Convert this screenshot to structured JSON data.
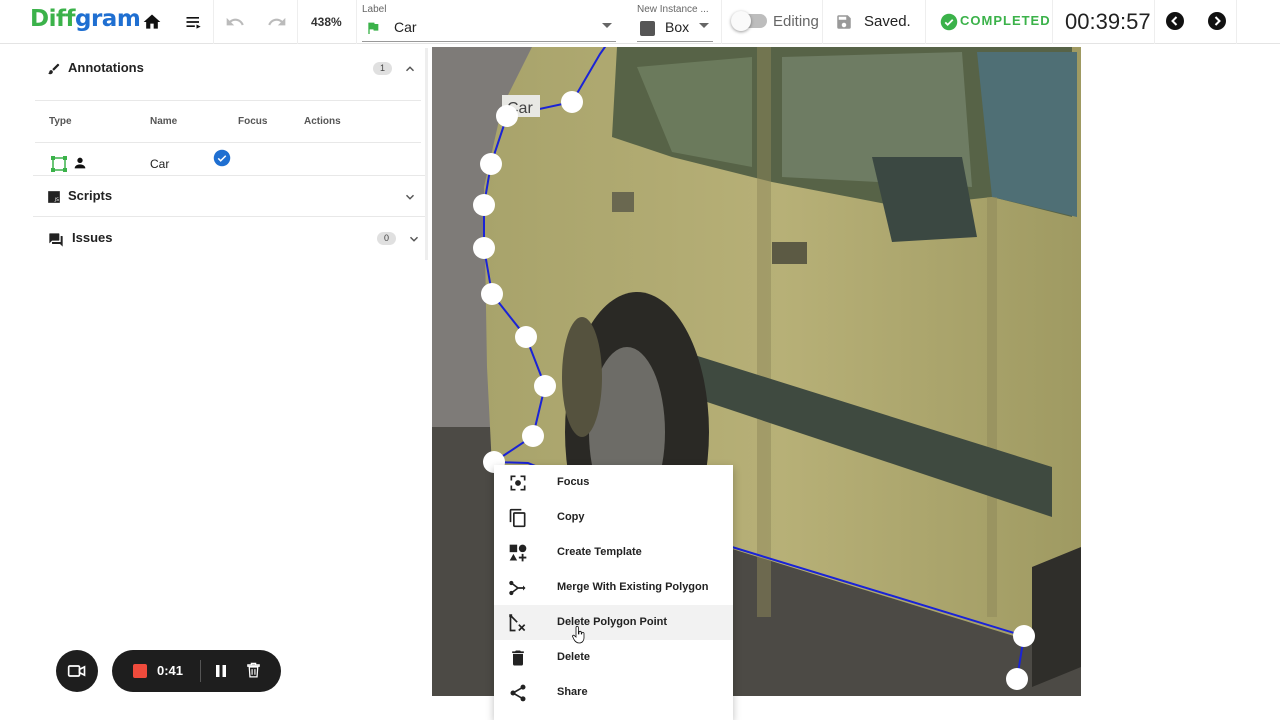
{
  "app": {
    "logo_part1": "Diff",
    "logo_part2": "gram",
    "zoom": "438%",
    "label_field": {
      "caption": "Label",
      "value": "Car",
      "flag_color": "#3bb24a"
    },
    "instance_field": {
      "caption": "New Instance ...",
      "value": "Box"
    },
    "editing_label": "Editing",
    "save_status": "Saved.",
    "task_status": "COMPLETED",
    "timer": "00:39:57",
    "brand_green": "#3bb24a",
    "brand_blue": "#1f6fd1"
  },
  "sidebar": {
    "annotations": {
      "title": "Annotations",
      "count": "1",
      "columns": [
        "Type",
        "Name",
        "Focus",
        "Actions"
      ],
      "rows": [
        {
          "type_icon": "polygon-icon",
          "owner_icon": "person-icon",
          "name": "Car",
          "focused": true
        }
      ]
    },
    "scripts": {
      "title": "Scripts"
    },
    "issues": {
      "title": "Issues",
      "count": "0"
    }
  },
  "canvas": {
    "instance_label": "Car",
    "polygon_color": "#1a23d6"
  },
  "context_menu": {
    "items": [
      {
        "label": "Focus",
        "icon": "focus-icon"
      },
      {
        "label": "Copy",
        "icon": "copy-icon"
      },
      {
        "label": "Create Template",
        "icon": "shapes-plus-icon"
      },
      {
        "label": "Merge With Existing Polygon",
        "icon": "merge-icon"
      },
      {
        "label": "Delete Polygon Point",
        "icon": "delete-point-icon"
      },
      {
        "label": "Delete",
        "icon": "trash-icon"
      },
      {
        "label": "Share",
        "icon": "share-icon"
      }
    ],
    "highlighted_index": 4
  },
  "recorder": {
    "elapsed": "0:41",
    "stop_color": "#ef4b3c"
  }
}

WHAT THE TASK REQUIRES |
Quote every line of the records above exactly; no picture is to be copied.

COMPLETE OUTPUT |
Convert this screenshot to structured JSON data.
{
  "app": {
    "logo_part1": "Diff",
    "logo_part2": "gram",
    "zoom": "438%",
    "label_field": {
      "caption": "Label",
      "value": "Car",
      "flag_color": "#3bb24a"
    },
    "instance_field": {
      "caption": "New Instance ...",
      "value": "Box"
    },
    "editing_label": "Editing",
    "save_status": "Saved.",
    "task_status": "COMPLETED",
    "timer": "00:39:57",
    "brand_green": "#3bb24a",
    "brand_blue": "#1f6fd1"
  },
  "sidebar": {
    "annotations": {
      "title": "Annotations",
      "count": "1",
      "columns": [
        "Type",
        "Name",
        "Focus",
        "Actions"
      ],
      "rows": [
        {
          "type_icon": "polygon-icon",
          "owner_icon": "person-icon",
          "name": "Car",
          "focused": true
        }
      ]
    },
    "scripts": {
      "title": "Scripts"
    },
    "issues": {
      "title": "Issues",
      "count": "0"
    }
  },
  "canvas": {
    "instance_label": "Car",
    "polygon_color": "#1a23d6"
  },
  "context_menu": {
    "items": [
      {
        "label": "Focus",
        "icon": "focus-icon"
      },
      {
        "label": "Copy",
        "icon": "copy-icon"
      },
      {
        "label": "Create Template",
        "icon": "shapes-plus-icon"
      },
      {
        "label": "Merge With Existing Polygon",
        "icon": "merge-icon"
      },
      {
        "label": "Delete Polygon Point",
        "icon": "delete-point-icon"
      },
      {
        "label": "Delete",
        "icon": "trash-icon"
      },
      {
        "label": "Share",
        "icon": "share-icon"
      }
    ],
    "highlighted_index": 4
  },
  "recorder": {
    "elapsed": "0:41",
    "stop_color": "#ef4b3c"
  }
}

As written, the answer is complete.